Tally the lines containing the word "frequency", and report the tally alone.

◆ ◆ ◆ ◆

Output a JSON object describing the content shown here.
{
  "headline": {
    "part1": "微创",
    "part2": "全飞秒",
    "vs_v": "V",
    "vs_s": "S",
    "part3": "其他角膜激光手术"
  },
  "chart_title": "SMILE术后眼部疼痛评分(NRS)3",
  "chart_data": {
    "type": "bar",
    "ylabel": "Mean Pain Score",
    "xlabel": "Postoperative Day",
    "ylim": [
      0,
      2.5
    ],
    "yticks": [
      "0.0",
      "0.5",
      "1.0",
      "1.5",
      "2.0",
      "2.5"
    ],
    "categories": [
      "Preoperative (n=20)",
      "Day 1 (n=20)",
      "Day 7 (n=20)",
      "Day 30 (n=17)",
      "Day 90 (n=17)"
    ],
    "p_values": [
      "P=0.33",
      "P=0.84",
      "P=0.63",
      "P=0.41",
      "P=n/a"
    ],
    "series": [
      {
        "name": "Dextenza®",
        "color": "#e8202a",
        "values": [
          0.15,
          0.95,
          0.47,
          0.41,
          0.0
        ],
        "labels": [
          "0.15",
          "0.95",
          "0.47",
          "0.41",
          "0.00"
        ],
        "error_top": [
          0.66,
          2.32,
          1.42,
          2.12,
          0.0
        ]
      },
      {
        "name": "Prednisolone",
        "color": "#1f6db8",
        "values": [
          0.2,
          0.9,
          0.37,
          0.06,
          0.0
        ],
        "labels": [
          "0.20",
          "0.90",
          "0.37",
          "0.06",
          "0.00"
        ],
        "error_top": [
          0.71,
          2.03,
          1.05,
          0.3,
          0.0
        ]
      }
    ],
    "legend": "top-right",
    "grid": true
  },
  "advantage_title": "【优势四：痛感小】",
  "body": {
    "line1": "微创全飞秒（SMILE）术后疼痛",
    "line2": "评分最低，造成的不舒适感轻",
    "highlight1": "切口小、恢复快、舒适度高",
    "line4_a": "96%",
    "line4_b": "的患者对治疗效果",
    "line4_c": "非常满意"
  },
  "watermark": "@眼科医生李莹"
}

◆ ◆ ◆ ◆

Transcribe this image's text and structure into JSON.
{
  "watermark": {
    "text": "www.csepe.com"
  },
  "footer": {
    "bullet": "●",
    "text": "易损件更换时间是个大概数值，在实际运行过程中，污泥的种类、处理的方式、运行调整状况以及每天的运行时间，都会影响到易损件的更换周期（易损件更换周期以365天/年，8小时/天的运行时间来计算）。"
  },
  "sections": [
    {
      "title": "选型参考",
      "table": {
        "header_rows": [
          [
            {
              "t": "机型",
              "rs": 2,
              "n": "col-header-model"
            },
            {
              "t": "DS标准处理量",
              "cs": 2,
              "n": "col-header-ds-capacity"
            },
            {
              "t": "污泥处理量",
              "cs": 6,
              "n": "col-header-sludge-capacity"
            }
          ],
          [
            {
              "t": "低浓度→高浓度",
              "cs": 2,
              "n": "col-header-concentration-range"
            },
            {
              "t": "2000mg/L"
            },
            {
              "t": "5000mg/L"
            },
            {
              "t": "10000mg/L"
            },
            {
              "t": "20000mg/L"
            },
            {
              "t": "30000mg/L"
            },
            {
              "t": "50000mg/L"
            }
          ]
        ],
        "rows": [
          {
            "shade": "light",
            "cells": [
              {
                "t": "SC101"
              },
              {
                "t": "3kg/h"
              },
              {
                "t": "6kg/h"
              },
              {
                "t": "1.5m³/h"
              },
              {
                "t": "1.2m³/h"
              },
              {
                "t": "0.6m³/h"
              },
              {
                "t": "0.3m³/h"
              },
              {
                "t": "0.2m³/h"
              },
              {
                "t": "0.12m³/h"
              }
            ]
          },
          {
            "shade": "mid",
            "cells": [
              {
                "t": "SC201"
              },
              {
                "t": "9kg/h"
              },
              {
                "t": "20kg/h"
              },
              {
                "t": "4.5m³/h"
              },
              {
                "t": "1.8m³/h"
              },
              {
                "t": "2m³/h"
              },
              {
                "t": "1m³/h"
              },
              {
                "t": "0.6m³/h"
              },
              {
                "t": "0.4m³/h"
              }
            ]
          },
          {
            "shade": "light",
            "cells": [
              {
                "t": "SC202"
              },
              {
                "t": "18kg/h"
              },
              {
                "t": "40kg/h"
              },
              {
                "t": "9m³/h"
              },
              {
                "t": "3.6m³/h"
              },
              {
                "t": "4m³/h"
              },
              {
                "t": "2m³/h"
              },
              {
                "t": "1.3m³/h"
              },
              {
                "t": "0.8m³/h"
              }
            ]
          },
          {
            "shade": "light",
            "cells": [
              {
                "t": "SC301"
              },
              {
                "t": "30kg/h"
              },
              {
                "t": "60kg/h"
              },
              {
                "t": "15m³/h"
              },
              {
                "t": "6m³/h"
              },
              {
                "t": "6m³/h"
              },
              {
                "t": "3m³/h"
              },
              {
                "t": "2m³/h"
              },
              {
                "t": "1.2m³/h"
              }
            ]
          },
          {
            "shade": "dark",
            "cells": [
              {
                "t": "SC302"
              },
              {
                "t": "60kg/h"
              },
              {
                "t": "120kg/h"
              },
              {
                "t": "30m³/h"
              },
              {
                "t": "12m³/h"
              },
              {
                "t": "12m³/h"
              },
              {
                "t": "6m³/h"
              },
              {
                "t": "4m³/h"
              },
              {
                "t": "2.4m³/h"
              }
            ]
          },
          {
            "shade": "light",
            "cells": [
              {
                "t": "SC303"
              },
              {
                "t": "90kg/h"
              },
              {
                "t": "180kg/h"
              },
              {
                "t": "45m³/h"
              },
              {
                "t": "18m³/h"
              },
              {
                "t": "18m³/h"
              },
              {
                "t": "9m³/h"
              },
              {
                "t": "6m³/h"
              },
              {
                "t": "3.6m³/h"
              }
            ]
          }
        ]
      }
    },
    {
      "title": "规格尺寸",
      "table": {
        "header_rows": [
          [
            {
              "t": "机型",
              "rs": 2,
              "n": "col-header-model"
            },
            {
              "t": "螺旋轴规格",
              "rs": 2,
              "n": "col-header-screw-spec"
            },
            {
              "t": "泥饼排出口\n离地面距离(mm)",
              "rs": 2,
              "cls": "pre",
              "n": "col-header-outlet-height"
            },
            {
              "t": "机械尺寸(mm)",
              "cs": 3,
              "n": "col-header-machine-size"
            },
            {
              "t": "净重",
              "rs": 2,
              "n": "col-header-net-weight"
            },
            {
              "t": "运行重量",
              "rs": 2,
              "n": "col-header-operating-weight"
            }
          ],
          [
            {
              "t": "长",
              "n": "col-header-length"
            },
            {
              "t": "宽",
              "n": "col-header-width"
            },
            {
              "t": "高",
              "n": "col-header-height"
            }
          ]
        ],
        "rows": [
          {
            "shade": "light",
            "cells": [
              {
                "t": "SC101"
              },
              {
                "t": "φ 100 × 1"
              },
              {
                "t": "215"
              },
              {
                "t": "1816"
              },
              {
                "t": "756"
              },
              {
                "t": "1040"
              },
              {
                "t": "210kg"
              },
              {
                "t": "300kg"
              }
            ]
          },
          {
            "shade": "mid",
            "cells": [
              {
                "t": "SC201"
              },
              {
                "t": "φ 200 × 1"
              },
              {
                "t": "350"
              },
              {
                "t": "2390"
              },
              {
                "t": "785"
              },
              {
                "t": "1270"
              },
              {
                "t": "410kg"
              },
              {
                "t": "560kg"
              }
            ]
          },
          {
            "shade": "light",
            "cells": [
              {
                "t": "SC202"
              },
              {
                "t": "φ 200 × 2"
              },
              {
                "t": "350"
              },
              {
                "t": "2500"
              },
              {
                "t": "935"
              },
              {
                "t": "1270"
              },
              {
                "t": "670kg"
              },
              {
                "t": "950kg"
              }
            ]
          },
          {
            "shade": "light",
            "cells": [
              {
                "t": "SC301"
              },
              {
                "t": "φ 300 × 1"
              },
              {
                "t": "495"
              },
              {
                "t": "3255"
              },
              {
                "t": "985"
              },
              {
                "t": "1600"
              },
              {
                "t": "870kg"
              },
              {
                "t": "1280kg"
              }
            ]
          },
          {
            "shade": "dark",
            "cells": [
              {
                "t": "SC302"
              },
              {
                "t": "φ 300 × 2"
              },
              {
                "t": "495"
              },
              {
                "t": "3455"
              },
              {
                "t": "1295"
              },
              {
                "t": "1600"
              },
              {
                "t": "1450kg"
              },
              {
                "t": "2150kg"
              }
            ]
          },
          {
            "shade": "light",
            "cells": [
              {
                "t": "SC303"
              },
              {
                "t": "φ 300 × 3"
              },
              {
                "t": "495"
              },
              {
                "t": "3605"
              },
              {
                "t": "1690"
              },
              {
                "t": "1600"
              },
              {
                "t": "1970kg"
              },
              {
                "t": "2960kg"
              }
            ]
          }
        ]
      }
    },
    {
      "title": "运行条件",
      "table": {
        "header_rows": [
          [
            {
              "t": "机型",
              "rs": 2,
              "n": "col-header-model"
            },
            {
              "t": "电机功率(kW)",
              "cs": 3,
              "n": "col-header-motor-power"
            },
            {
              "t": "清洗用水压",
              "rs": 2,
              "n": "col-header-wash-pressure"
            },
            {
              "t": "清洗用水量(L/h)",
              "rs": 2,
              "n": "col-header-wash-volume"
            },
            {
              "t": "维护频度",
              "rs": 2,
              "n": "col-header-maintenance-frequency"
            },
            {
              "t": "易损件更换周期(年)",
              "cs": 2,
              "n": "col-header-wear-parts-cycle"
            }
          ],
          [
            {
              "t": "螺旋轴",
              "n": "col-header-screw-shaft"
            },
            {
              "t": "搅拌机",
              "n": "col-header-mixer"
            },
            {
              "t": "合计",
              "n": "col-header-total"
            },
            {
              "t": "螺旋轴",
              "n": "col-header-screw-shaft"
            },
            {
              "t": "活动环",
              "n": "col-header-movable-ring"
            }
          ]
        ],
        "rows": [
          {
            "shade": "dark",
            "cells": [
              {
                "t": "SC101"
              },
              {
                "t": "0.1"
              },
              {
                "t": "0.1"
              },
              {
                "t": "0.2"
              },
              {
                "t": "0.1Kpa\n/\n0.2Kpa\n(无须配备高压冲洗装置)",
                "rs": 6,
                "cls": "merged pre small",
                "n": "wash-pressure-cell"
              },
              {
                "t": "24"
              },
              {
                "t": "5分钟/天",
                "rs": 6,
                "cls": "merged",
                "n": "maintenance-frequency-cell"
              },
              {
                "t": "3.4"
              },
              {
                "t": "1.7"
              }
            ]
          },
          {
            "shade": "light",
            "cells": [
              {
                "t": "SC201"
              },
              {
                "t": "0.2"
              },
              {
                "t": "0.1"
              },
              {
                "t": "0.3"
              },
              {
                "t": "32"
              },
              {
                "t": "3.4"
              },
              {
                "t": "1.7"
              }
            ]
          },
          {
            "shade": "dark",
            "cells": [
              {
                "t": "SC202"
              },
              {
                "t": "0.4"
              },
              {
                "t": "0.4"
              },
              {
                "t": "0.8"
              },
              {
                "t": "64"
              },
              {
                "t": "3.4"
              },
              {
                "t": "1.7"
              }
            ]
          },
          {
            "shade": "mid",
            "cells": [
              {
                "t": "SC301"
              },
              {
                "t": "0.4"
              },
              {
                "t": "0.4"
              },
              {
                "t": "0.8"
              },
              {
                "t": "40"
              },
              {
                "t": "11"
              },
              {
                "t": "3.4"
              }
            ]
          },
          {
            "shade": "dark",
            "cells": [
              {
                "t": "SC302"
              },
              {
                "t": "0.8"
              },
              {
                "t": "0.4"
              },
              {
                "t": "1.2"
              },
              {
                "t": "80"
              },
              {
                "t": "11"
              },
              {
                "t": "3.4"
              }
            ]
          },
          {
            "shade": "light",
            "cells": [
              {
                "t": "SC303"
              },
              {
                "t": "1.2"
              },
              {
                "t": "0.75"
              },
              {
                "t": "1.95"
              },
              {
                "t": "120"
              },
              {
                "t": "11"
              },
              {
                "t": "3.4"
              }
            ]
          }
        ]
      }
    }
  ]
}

◆ ◆ ◆ ◆

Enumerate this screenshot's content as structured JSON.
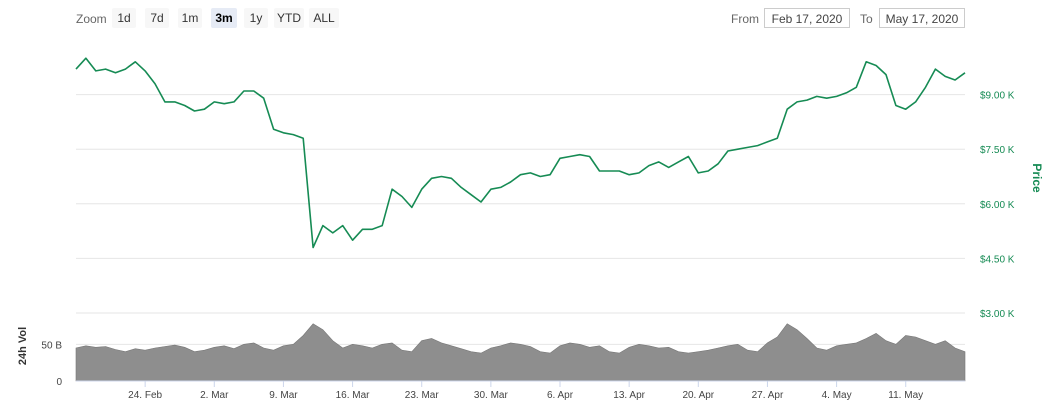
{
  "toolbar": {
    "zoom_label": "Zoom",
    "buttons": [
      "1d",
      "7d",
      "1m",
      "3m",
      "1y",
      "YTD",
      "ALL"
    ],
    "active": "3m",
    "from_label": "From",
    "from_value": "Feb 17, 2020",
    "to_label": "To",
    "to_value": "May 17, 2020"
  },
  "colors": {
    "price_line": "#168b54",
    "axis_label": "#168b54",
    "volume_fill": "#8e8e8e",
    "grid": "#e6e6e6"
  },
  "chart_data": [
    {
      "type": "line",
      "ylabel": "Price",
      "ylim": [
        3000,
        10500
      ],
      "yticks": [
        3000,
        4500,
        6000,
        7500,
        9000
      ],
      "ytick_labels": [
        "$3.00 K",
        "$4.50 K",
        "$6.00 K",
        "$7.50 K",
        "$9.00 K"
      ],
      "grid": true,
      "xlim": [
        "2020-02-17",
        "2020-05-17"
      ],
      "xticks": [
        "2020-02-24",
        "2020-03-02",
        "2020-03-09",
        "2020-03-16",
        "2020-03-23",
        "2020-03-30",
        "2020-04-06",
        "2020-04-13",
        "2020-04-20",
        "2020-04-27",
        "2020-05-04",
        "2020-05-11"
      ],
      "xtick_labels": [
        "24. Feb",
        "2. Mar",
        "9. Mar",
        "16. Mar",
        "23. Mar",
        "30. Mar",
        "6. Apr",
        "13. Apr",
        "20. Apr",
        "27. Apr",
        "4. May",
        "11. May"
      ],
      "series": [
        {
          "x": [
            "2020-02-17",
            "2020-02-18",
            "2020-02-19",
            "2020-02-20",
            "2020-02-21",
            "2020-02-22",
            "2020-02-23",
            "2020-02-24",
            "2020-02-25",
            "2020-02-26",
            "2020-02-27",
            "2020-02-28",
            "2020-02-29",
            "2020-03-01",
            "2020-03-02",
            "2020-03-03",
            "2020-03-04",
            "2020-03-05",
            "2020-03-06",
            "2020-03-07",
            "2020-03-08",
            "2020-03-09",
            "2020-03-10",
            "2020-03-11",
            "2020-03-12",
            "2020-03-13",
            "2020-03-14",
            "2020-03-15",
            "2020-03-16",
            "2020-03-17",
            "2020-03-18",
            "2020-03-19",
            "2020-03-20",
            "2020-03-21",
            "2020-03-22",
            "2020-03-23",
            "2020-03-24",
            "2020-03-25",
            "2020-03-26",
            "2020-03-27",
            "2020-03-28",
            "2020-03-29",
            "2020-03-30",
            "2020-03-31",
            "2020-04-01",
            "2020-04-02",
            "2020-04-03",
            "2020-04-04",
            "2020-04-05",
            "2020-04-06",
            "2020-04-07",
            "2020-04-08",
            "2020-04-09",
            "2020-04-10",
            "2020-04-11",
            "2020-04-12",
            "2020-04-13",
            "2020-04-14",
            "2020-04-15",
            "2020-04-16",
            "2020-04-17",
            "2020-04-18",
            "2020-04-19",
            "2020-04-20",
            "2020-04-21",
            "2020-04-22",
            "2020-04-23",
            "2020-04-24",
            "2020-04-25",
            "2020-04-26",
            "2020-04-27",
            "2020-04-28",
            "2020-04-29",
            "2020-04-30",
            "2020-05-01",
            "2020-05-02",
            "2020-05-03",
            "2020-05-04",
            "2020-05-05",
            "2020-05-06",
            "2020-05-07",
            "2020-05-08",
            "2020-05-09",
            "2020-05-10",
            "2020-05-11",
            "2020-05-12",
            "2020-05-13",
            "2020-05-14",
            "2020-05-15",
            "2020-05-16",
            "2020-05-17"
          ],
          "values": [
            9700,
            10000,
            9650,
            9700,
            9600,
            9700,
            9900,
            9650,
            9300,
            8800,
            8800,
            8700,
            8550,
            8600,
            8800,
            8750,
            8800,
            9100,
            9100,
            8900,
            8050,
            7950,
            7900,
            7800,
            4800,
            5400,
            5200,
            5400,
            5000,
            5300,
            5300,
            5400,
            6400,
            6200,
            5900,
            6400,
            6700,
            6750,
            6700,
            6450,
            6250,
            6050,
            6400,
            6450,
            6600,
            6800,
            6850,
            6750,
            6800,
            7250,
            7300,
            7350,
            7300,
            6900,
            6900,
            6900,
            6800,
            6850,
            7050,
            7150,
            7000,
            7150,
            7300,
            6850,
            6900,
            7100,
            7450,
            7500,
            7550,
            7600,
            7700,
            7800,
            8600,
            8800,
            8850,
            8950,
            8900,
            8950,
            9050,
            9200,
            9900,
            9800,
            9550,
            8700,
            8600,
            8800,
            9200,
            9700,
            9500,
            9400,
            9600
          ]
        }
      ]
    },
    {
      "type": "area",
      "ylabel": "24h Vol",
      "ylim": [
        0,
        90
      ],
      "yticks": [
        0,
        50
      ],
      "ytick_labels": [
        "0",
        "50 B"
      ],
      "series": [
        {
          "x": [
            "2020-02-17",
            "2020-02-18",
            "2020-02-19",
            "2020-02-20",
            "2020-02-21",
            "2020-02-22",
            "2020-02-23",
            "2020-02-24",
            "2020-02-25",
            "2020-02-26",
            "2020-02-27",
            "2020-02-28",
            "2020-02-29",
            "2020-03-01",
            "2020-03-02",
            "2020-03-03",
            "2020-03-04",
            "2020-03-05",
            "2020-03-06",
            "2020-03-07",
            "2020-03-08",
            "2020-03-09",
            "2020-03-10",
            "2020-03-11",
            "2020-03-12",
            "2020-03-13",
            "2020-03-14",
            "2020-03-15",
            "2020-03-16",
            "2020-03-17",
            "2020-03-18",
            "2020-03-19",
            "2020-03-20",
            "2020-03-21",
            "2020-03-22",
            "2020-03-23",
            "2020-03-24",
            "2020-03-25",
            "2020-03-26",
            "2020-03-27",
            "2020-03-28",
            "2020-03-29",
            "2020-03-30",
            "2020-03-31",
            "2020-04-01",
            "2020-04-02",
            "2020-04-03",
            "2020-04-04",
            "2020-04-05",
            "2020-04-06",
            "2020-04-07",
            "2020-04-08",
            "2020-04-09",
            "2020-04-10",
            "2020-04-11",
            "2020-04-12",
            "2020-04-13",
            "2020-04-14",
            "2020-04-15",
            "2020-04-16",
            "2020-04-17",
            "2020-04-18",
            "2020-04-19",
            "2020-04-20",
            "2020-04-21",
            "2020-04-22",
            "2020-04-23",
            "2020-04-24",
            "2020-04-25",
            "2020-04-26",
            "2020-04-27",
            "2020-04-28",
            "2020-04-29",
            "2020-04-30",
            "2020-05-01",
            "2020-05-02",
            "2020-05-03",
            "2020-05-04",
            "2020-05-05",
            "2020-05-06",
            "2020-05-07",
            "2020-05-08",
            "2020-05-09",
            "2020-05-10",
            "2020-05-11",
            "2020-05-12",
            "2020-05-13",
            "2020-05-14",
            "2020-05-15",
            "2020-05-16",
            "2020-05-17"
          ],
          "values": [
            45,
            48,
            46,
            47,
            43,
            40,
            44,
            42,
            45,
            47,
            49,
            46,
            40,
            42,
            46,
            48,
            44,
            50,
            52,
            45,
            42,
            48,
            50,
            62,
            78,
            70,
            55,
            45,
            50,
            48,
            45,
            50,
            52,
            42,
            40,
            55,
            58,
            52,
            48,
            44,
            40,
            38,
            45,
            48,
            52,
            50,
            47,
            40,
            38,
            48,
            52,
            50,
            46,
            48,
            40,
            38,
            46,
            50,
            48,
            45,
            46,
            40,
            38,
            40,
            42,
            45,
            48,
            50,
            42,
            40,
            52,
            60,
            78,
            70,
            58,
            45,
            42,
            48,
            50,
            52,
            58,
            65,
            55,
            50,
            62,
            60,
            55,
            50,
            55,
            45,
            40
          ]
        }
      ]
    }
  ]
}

◆ ◆ ◆ ◆

WRITTEN REPLY: 2